* BEGIN *
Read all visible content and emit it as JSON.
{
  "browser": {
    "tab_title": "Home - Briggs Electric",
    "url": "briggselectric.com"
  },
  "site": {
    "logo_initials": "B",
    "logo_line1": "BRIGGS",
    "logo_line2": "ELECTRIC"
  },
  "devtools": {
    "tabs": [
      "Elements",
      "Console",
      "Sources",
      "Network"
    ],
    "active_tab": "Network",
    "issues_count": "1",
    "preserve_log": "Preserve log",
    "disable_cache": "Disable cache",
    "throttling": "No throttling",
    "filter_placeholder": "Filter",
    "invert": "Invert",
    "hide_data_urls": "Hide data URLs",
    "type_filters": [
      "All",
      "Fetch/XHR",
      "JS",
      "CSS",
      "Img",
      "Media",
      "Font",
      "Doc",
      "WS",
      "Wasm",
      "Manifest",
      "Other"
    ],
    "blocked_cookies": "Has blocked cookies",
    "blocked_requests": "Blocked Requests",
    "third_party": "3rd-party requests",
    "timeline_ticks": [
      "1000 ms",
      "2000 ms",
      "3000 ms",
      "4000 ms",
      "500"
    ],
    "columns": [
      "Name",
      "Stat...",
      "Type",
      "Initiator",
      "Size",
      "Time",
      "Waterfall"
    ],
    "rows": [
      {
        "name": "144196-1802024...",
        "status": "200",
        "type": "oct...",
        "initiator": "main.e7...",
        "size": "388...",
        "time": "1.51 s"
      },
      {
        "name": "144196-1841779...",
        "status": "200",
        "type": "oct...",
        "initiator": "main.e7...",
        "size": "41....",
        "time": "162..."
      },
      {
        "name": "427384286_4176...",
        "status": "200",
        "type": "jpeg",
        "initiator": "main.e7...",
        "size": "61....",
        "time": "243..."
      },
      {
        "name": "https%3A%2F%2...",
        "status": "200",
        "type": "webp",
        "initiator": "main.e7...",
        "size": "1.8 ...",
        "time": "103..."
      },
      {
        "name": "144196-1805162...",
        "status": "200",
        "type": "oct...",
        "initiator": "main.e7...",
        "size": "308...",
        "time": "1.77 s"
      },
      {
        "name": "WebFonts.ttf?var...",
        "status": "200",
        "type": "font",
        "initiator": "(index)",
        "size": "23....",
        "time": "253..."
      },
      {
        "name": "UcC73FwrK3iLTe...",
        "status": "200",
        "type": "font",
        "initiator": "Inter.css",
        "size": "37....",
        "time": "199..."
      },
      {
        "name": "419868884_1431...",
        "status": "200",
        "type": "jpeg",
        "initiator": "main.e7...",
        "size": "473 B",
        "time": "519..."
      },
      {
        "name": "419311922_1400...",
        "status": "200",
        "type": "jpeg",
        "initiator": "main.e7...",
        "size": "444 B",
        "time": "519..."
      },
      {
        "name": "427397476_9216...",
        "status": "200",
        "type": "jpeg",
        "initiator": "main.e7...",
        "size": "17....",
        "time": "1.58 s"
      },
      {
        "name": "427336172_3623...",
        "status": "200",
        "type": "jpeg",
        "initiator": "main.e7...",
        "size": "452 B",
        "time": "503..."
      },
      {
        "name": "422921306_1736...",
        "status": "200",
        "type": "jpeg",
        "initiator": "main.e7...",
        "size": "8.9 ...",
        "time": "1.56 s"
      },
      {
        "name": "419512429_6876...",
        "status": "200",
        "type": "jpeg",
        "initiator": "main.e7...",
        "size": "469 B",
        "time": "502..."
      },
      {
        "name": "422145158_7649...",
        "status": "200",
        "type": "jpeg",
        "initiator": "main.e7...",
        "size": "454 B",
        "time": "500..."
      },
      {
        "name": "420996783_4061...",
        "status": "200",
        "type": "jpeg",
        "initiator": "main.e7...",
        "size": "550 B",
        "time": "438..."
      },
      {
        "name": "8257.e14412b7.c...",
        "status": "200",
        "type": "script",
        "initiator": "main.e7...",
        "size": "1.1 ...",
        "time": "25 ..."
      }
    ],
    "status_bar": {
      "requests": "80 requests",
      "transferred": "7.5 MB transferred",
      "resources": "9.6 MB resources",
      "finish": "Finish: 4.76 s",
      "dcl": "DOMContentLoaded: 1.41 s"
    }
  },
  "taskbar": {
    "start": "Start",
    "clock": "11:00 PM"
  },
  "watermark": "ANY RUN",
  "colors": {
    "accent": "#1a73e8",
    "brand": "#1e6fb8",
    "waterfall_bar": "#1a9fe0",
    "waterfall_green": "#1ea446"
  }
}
* END *
Goal of the exercise: Return what is listed above, exactly and completely.

Result:
Read all visible content and emit it as JSON.
{
  "browser": {
    "tab_title": "Home - Briggs Electric",
    "url": "briggselectric.com"
  },
  "site": {
    "logo_initials": "B",
    "logo_line1": "BRIGGS",
    "logo_line2": "ELECTRIC"
  },
  "devtools": {
    "tabs": [
      "Elements",
      "Console",
      "Sources",
      "Network"
    ],
    "active_tab": "Network",
    "issues_count": "1",
    "preserve_log": "Preserve log",
    "disable_cache": "Disable cache",
    "throttling": "No throttling",
    "filter_placeholder": "Filter",
    "invert": "Invert",
    "hide_data_urls": "Hide data URLs",
    "type_filters": [
      "All",
      "Fetch/XHR",
      "JS",
      "CSS",
      "Img",
      "Media",
      "Font",
      "Doc",
      "WS",
      "Wasm",
      "Manifest",
      "Other"
    ],
    "blocked_cookies": "Has blocked cookies",
    "blocked_requests": "Blocked Requests",
    "third_party": "3rd-party requests",
    "timeline_ticks": [
      "1000 ms",
      "2000 ms",
      "3000 ms",
      "4000 ms",
      "500"
    ],
    "columns": [
      "Name",
      "Stat...",
      "Type",
      "Initiator",
      "Size",
      "Time",
      "Waterfall"
    ],
    "rows": [
      {
        "name": "144196-1802024...",
        "status": "200",
        "type": "oct...",
        "initiator": "main.e7...",
        "size": "388...",
        "time": "1.51 s"
      },
      {
        "name": "144196-1841779...",
        "status": "200",
        "type": "oct...",
        "initiator": "main.e7...",
        "size": "41....",
        "time": "162..."
      },
      {
        "name": "427384286_4176...",
        "status": "200",
        "type": "jpeg",
        "initiator": "main.e7...",
        "size": "61....",
        "time": "243..."
      },
      {
        "name": "https%3A%2F%2...",
        "status": "200",
        "type": "webp",
        "initiator": "main.e7...",
        "size": "1.8 ...",
        "time": "103..."
      },
      {
        "name": "144196-1805162...",
        "status": "200",
        "type": "oct...",
        "initiator": "main.e7...",
        "size": "308...",
        "time": "1.77 s"
      },
      {
        "name": "WebFonts.ttf?var...",
        "status": "200",
        "type": "font",
        "initiator": "(index)",
        "size": "23....",
        "time": "253..."
      },
      {
        "name": "UcC73FwrK3iLTe...",
        "status": "200",
        "type": "font",
        "initiator": "Inter.css",
        "size": "37....",
        "time": "199..."
      },
      {
        "name": "419868884_1431...",
        "status": "200",
        "type": "jpeg",
        "initiator": "main.e7...",
        "size": "473 B",
        "time": "519..."
      },
      {
        "name": "419311922_1400...",
        "status": "200",
        "type": "jpeg",
        "initiator": "main.e7...",
        "size": "444 B",
        "time": "519..."
      },
      {
        "name": "427397476_9216...",
        "status": "200",
        "type": "jpeg",
        "initiator": "main.e7...",
        "size": "17....",
        "time": "1.58 s"
      },
      {
        "name": "427336172_3623...",
        "status": "200",
        "type": "jpeg",
        "initiator": "main.e7...",
        "size": "452 B",
        "time": "503..."
      },
      {
        "name": "422921306_1736...",
        "status": "200",
        "type": "jpeg",
        "initiator": "main.e7...",
        "size": "8.9 ...",
        "time": "1.56 s"
      },
      {
        "name": "419512429_6876...",
        "status": "200",
        "type": "jpeg",
        "initiator": "main.e7...",
        "size": "469 B",
        "time": "502..."
      },
      {
        "name": "422145158_7649...",
        "status": "200",
        "type": "jpeg",
        "initiator": "main.e7...",
        "size": "454 B",
        "time": "500..."
      },
      {
        "name": "420996783_4061...",
        "status": "200",
        "type": "jpeg",
        "initiator": "main.e7...",
        "size": "550 B",
        "time": "438..."
      },
      {
        "name": "8257.e14412b7.c...",
        "status": "200",
        "type": "script",
        "initiator": "main.e7...",
        "size": "1.1 ...",
        "time": "25 ..."
      }
    ],
    "status_bar": {
      "requests": "80 requests",
      "transferred": "7.5 MB transferred",
      "resources": "9.6 MB resources",
      "finish": "Finish: 4.76 s",
      "dcl": "DOMContentLoaded: 1.41 s"
    }
  },
  "taskbar": {
    "start": "Start",
    "clock": "11:00 PM"
  },
  "watermark": "ANY RUN",
  "colors": {
    "accent": "#1a73e8",
    "brand": "#1e6fb8",
    "waterfall_bar": "#1a9fe0",
    "waterfall_green": "#1ea446"
  }
}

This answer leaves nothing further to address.